-------- INFORMATION PROVIDED
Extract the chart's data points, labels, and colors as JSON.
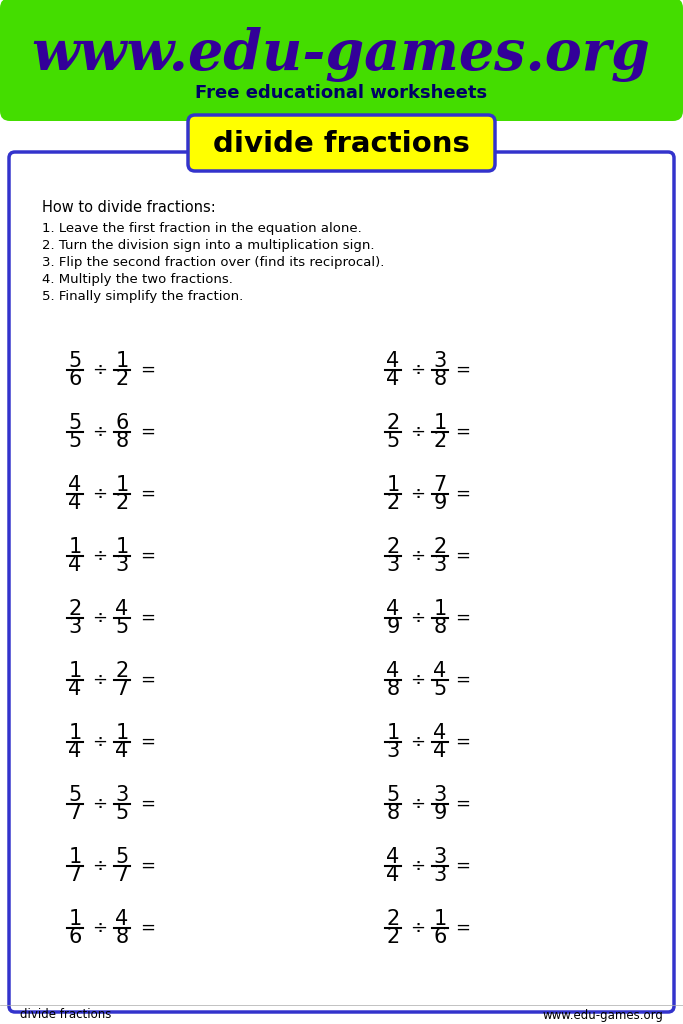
{
  "website": "www.edu-games.org",
  "subtitle": "Free educational worksheets",
  "header_bg": "#44dd00",
  "title": "divide fractions",
  "title_bg": "#ffff00",
  "title_border": "#3333cc",
  "how_to_title": "How to divide fractions:",
  "steps": [
    "1. Leave the first fraction in the equation alone.",
    "2. Turn the division sign into a multiplication sign.",
    "3. Flip the second fraction over (find its reciprocal).",
    "4. Multiply the two fractions.",
    "5. Finally simplify the fraction."
  ],
  "problems_left": [
    [
      "5",
      "6",
      "1",
      "2"
    ],
    [
      "5",
      "5",
      "6",
      "8"
    ],
    [
      "4",
      "4",
      "1",
      "2"
    ],
    [
      "1",
      "4",
      "1",
      "3"
    ],
    [
      "2",
      "3",
      "4",
      "5"
    ],
    [
      "1",
      "4",
      "2",
      "7"
    ],
    [
      "1",
      "4",
      "1",
      "4"
    ],
    [
      "5",
      "7",
      "3",
      "5"
    ],
    [
      "1",
      "7",
      "5",
      "7"
    ],
    [
      "1",
      "6",
      "4",
      "8"
    ]
  ],
  "problems_right": [
    [
      "4",
      "4",
      "3",
      "8"
    ],
    [
      "2",
      "5",
      "1",
      "2"
    ],
    [
      "1",
      "2",
      "7",
      "9"
    ],
    [
      "2",
      "3",
      "2",
      "3"
    ],
    [
      "4",
      "9",
      "1",
      "8"
    ],
    [
      "4",
      "8",
      "4",
      "5"
    ],
    [
      "1",
      "3",
      "4",
      "4"
    ],
    [
      "5",
      "8",
      "3",
      "9"
    ],
    [
      "4",
      "4",
      "3",
      "3"
    ],
    [
      "2",
      "2",
      "1",
      "6"
    ]
  ],
  "footer_left": "divide fractions",
  "footer_right": "www.edu-games.org",
  "page_bg": "#ffffff",
  "box_border": "#3333cc"
}
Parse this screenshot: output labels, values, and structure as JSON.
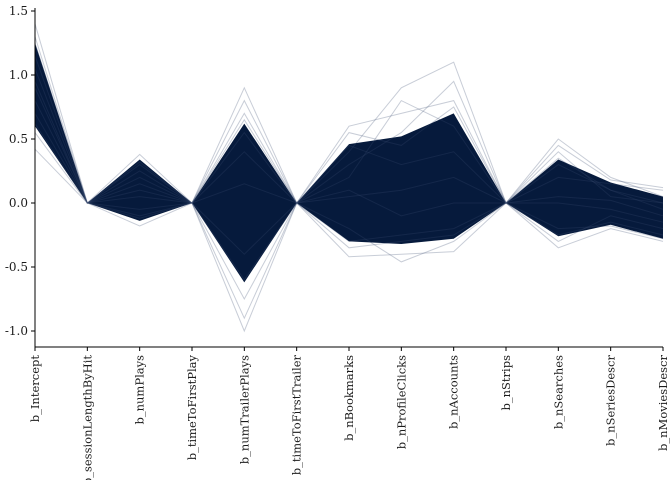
----------------
## INSTRUCTIONS TO FOLLOW
Every line of text is to be repeated exactly; pictures are left out.

## SOLUTION TO THIS TASK
Extract the chart's data points, labels, and colors as JSON.
{
  "website": "www.edu-games.org",
  "subtitle": "Free educational worksheets",
  "header_bg": "#44dd00",
  "title": "divide fractions",
  "title_bg": "#ffff00",
  "title_border": "#3333cc",
  "how_to_title": "How to divide fractions:",
  "steps": [
    "1. Leave the first fraction in the equation alone.",
    "2. Turn the division sign into a multiplication sign.",
    "3. Flip the second fraction over (find its reciprocal).",
    "4. Multiply the two fractions.",
    "5. Finally simplify the fraction."
  ],
  "problems_left": [
    [
      "5",
      "6",
      "1",
      "2"
    ],
    [
      "5",
      "5",
      "6",
      "8"
    ],
    [
      "4",
      "4",
      "1",
      "2"
    ],
    [
      "1",
      "4",
      "1",
      "3"
    ],
    [
      "2",
      "3",
      "4",
      "5"
    ],
    [
      "1",
      "4",
      "2",
      "7"
    ],
    [
      "1",
      "4",
      "1",
      "4"
    ],
    [
      "5",
      "7",
      "3",
      "5"
    ],
    [
      "1",
      "7",
      "5",
      "7"
    ],
    [
      "1",
      "6",
      "4",
      "8"
    ]
  ],
  "problems_right": [
    [
      "4",
      "4",
      "3",
      "8"
    ],
    [
      "2",
      "5",
      "1",
      "2"
    ],
    [
      "1",
      "2",
      "7",
      "9"
    ],
    [
      "2",
      "3",
      "2",
      "3"
    ],
    [
      "4",
      "9",
      "1",
      "8"
    ],
    [
      "4",
      "8",
      "4",
      "5"
    ],
    [
      "1",
      "3",
      "4",
      "4"
    ],
    [
      "5",
      "8",
      "3",
      "9"
    ],
    [
      "4",
      "4",
      "3",
      "3"
    ],
    [
      "2",
      "2",
      "1",
      "6"
    ]
  ],
  "footer_left": "divide fractions",
  "footer_right": "www.edu-games.org",
  "page_bg": "#ffffff",
  "box_border": "#3333cc"
}
Parse this screenshot: output labels, values, and structure as JSON.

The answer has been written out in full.